**Problem**
Please output every line of the material as it stands, without the pictures.

[Chart and figure data]
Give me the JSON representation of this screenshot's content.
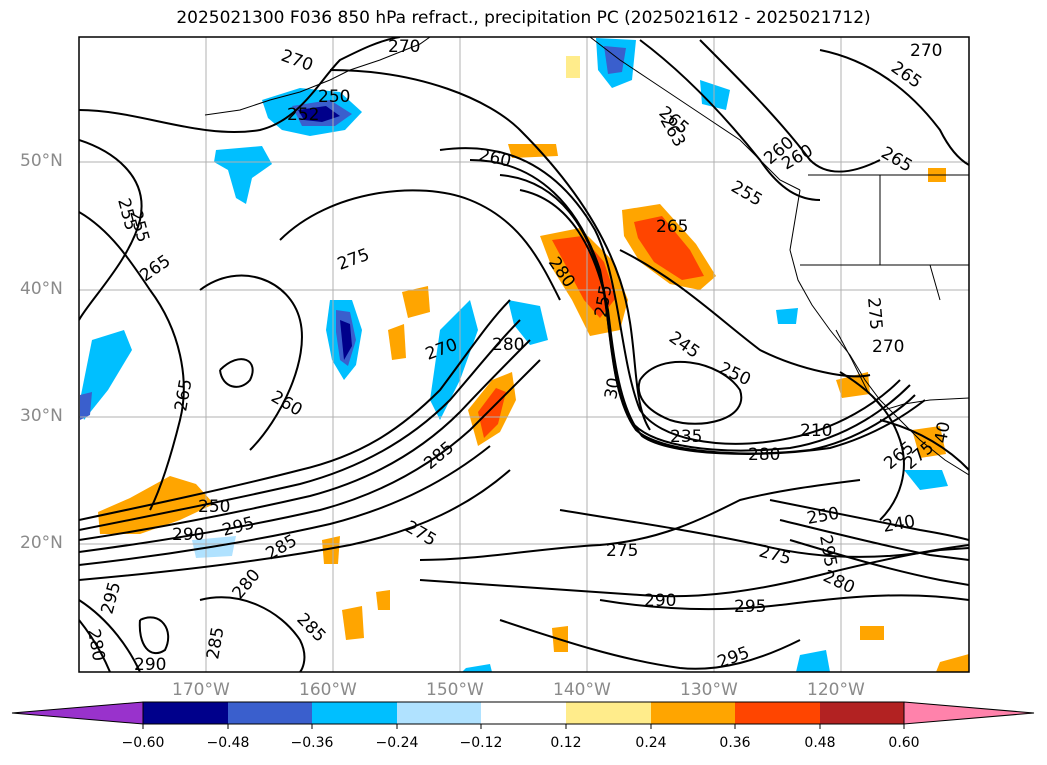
{
  "title": "2025021300 F036 850 hPa refract., precipitation PC (2025021612 - 2025021712)",
  "lat_labels": [
    "50°N",
    "40°N",
    "30°N",
    "20°N"
  ],
  "lon_labels": [
    "170°W",
    "160°W",
    "150°W",
    "140°W",
    "130°W",
    "120°W"
  ],
  "contour_labels": [
    "255",
    "265",
    "270",
    "252",
    "250",
    "260",
    "255",
    "260",
    "265",
    "275",
    "280",
    "270",
    "280",
    "265",
    "255",
    "245",
    "250",
    "275",
    "270",
    "265",
    "30",
    "275",
    "265",
    "260",
    "235",
    "280",
    "210",
    "285",
    "250",
    "295",
    "290",
    "295",
    "275",
    "285",
    "280",
    "265",
    "275",
    "250",
    "240",
    "275",
    "280",
    "290",
    "295",
    "295",
    "280",
    "285",
    "290",
    "285",
    "40",
    "295",
    "270",
    "265",
    "255",
    "260",
    "263",
    "270"
  ],
  "colorbar": {
    "tick_labels": [
      "−0.60",
      "−0.48",
      "−0.36",
      "−0.24",
      "−0.12",
      "0.12",
      "0.24",
      "0.36",
      "0.48",
      "0.60"
    ],
    "colors": [
      "#9932cc",
      "#00008b",
      "#3a5fcd",
      "#00bfff",
      "#b0e2ff",
      "#ffffff",
      "#ffec8b",
      "#ffa500",
      "#ff4500",
      "#b22222",
      "#ff82ab"
    ]
  }
}
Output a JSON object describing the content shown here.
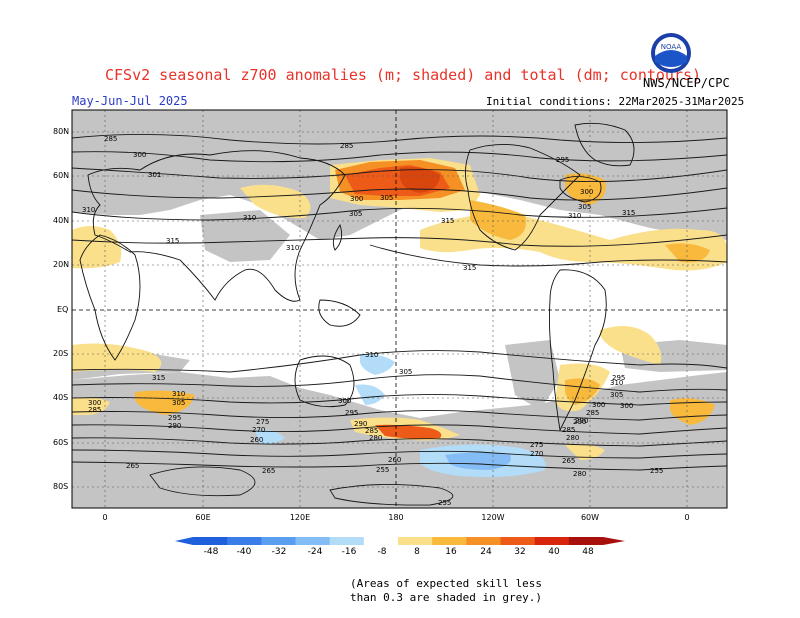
{
  "header": {
    "title": "CFSv2 seasonal z700 anomalies (m; shaded) and total (dm; contours)",
    "agency": "NWS/NCEP/CPC",
    "period": "May-Jun-Jul 2025",
    "initial": "Initial conditions: 22Mar2025-31Mar2025",
    "logo_text": "NOAA"
  },
  "axes": {
    "lat_labels": [
      "80N",
      "60N",
      "40N",
      "20N",
      "EQ",
      "20S",
      "40S",
      "60S",
      "80S"
    ],
    "lon_labels": [
      "0",
      "60E",
      "120E",
      "180",
      "120W",
      "60W",
      "0"
    ]
  },
  "contour_labels": [
    "285",
    "285",
    "300",
    "301",
    "295",
    "300",
    "305",
    "310",
    "300",
    "305",
    "310",
    "310",
    "315",
    "315",
    "315",
    "315",
    "310",
    "305",
    "310",
    "305",
    "300",
    "295",
    "290",
    "285",
    "315",
    "310",
    "305",
    "300",
    "295",
    "290",
    "285",
    "280",
    "275",
    "270",
    "265",
    "260",
    "255",
    "295",
    "300",
    "310",
    "305",
    "300",
    "290",
    "285",
    "280",
    "275",
    "270",
    "265",
    "260",
    "255",
    "280",
    "285",
    "290",
    "265",
    "255"
  ],
  "colorbar": {
    "labels": [
      "-48",
      "-40",
      "-32",
      "-24",
      "-16",
      "-8",
      "8",
      "16",
      "24",
      "32",
      "40",
      "48"
    ],
    "colors": [
      "#1e5fdc",
      "#3a7de8",
      "#5a9ef0",
      "#84bdf5",
      "#b2dcf8",
      "#ffffff",
      "#fbe08c",
      "#f8b93c",
      "#f49024",
      "#ee5a17",
      "#d8260e",
      "#a8100c"
    ]
  },
  "anomaly_colors": {
    "positive_weak": "#fbe08c",
    "positive_moderate": "#f8b93c",
    "positive_strong": "#f27a1e",
    "positive_max": "#e8461a",
    "negative_weak": "#b2dcf8",
    "negative_moderate": "#84bdf5",
    "low_skill": "#c0c0c0"
  },
  "note": {
    "line1": "(Areas of expected skill less",
    "line2": "than 0.3 are shaded in grey.)"
  }
}
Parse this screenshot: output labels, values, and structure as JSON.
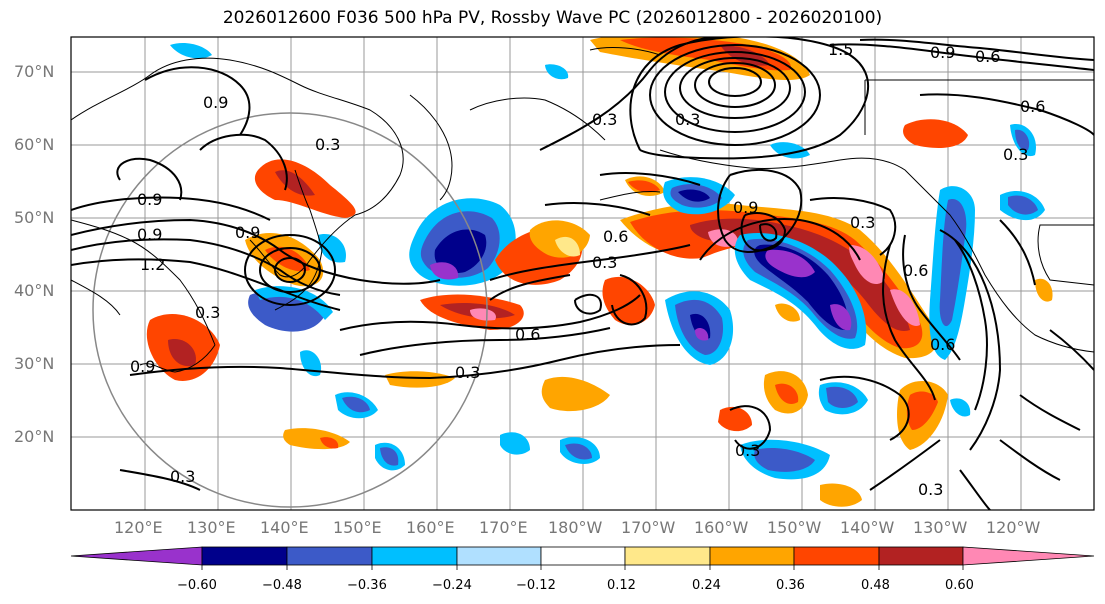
{
  "title": "2026012600 F036 500 hPa PV, Rossby Wave PC (2026012800 - 2026020100)",
  "lat_labels": [
    "70°N",
    "60°N",
    "50°N",
    "40°N",
    "30°N",
    "20°N"
  ],
  "lon_labels": [
    "120°E",
    "130°E",
    "140°E",
    "150°E",
    "160°E",
    "170°E",
    "180°W",
    "170°W",
    "160°W",
    "150°W",
    "140°W",
    "130°W",
    "120°W"
  ],
  "contour_labels": [
    "1.5",
    "0.9",
    "0.6",
    "0.3",
    "0.9",
    "0.3",
    "0.9",
    "0.9",
    "0.3",
    "0.9",
    "1.2",
    "0.3",
    "0.6",
    "0.3",
    "0.6",
    "0.3",
    "0.9",
    "0.3",
    "0.6",
    "0.6",
    "0.3",
    "0.3",
    "0.3",
    "0.9",
    "0.6",
    "0.3"
  ],
  "colorbar": {
    "colors": [
      "#9932cc",
      "#00008b",
      "#3c5ac8",
      "#00bfff",
      "#b0e0ff",
      "#ffffff",
      "#ffe88a",
      "#ffa500",
      "#ff4500",
      "#b22222",
      "#ff88b4"
    ],
    "tick_labels": [
      "−0.60",
      "−0.48",
      "−0.36",
      "−0.24",
      "−0.12",
      "0.12",
      "0.24",
      "0.36",
      "0.48",
      "0.60"
    ]
  }
}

**Result of the task**
Give me the JSON representation of this screenshot's content.
{
  "title": "2025021300 F036 850 hPa refract., precipitation PC (2025021612 - 2025021712)",
  "lat_labels": [
    "50°N",
    "40°N",
    "30°N",
    "20°N"
  ],
  "lon_labels": [
    "170°W",
    "160°W",
    "150°W",
    "140°W",
    "130°W",
    "120°W"
  ],
  "contour_labels": [
    "255",
    "265",
    "270",
    "252",
    "250",
    "260",
    "255",
    "260",
    "265",
    "275",
    "280",
    "270",
    "280",
    "265",
    "255",
    "245",
    "250",
    "275",
    "270",
    "265",
    "30",
    "275",
    "265",
    "260",
    "235",
    "280",
    "210",
    "285",
    "250",
    "295",
    "290",
    "295",
    "275",
    "285",
    "280",
    "265",
    "275",
    "250",
    "240",
    "275",
    "280",
    "290",
    "295",
    "295",
    "280",
    "285",
    "290",
    "285",
    "40",
    "295",
    "270",
    "265",
    "255",
    "260",
    "263",
    "270"
  ],
  "colorbar": {
    "tick_labels": [
      "−0.60",
      "−0.48",
      "−0.36",
      "−0.24",
      "−0.12",
      "0.12",
      "0.24",
      "0.36",
      "0.48",
      "0.60"
    ],
    "colors": [
      "#9932cc",
      "#00008b",
      "#3a5fcd",
      "#00bfff",
      "#b0e2ff",
      "#ffffff",
      "#ffec8b",
      "#ffa500",
      "#ff4500",
      "#b22222",
      "#ff82ab"
    ]
  }
}
Output a JSON object describing the content shown here.
{
  "header": {
    "title": "CFSv2 seasonal z700 anomalies (m; shaded) and total (dm; contours)",
    "agency": "NWS/NCEP/CPC",
    "period": "May-Jun-Jul 2025",
    "initial": "Initial conditions: 22Mar2025-31Mar2025",
    "logo_text": "NOAA"
  },
  "axes": {
    "lat_labels": [
      "80N",
      "60N",
      "40N",
      "20N",
      "EQ",
      "20S",
      "40S",
      "60S",
      "80S"
    ],
    "lon_labels": [
      "0",
      "60E",
      "120E",
      "180",
      "120W",
      "60W",
      "0"
    ]
  },
  "contour_labels": [
    "285",
    "285",
    "300",
    "301",
    "295",
    "300",
    "305",
    "310",
    "300",
    "305",
    "310",
    "310",
    "315",
    "315",
    "315",
    "315",
    "310",
    "305",
    "310",
    "305",
    "300",
    "295",
    "290",
    "285",
    "315",
    "310",
    "305",
    "300",
    "295",
    "290",
    "285",
    "280",
    "275",
    "270",
    "265",
    "260",
    "255",
    "295",
    "300",
    "310",
    "305",
    "300",
    "290",
    "285",
    "280",
    "275",
    "270",
    "265",
    "260",
    "255",
    "280",
    "285",
    "290",
    "265",
    "255"
  ],
  "colorbar": {
    "labels": [
      "-48",
      "-40",
      "-32",
      "-24",
      "-16",
      "-8",
      "8",
      "16",
      "24",
      "32",
      "40",
      "48"
    ],
    "colors": [
      "#1e5fdc",
      "#3a7de8",
      "#5a9ef0",
      "#84bdf5",
      "#b2dcf8",
      "#ffffff",
      "#fbe08c",
      "#f8b93c",
      "#f49024",
      "#ee5a17",
      "#d8260e",
      "#a8100c"
    ]
  },
  "anomaly_colors": {
    "positive_weak": "#fbe08c",
    "positive_moderate": "#f8b93c",
    "positive_strong": "#f27a1e",
    "positive_max": "#e8461a",
    "negative_weak": "#b2dcf8",
    "negative_moderate": "#84bdf5",
    "low_skill": "#c0c0c0"
  },
  "note": {
    "line1": "(Areas of expected skill less",
    "line2": "than 0.3 are shaded in grey.)"
  }
}
Parse this screenshot: output labels, values, and structure as JSON.
{
  "title": "2026012600 F036 500 hPa PV, Rossby Wave PC (2026012800 - 2026020100)",
  "lat_labels": [
    "70°N",
    "60°N",
    "50°N",
    "40°N",
    "30°N",
    "20°N"
  ],
  "lon_labels": [
    "120°E",
    "130°E",
    "140°E",
    "150°E",
    "160°E",
    "170°E",
    "180°W",
    "170°W",
    "160°W",
    "150°W",
    "140°W",
    "130°W",
    "120°W"
  ],
  "contour_labels": [
    "1.5",
    "0.9",
    "0.6",
    "0.3",
    "0.9",
    "0.3",
    "0.9",
    "0.9",
    "0.3",
    "0.9",
    "1.2",
    "0.3",
    "0.6",
    "0.3",
    "0.6",
    "0.3",
    "0.9",
    "0.3",
    "0.6",
    "0.6",
    "0.3",
    "0.3",
    "0.3",
    "0.9",
    "0.6",
    "0.3"
  ],
  "colorbar": {
    "colors": [
      "#9932cc",
      "#00008b",
      "#3c5ac8",
      "#00bfff",
      "#b0e0ff",
      "#ffffff",
      "#ffe88a",
      "#ffa500",
      "#ff4500",
      "#b22222",
      "#ff88b4"
    ],
    "tick_labels": [
      "−0.60",
      "−0.48",
      "−0.36",
      "−0.24",
      "−0.12",
      "0.12",
      "0.24",
      "0.36",
      "0.48",
      "0.60"
    ]
  }
}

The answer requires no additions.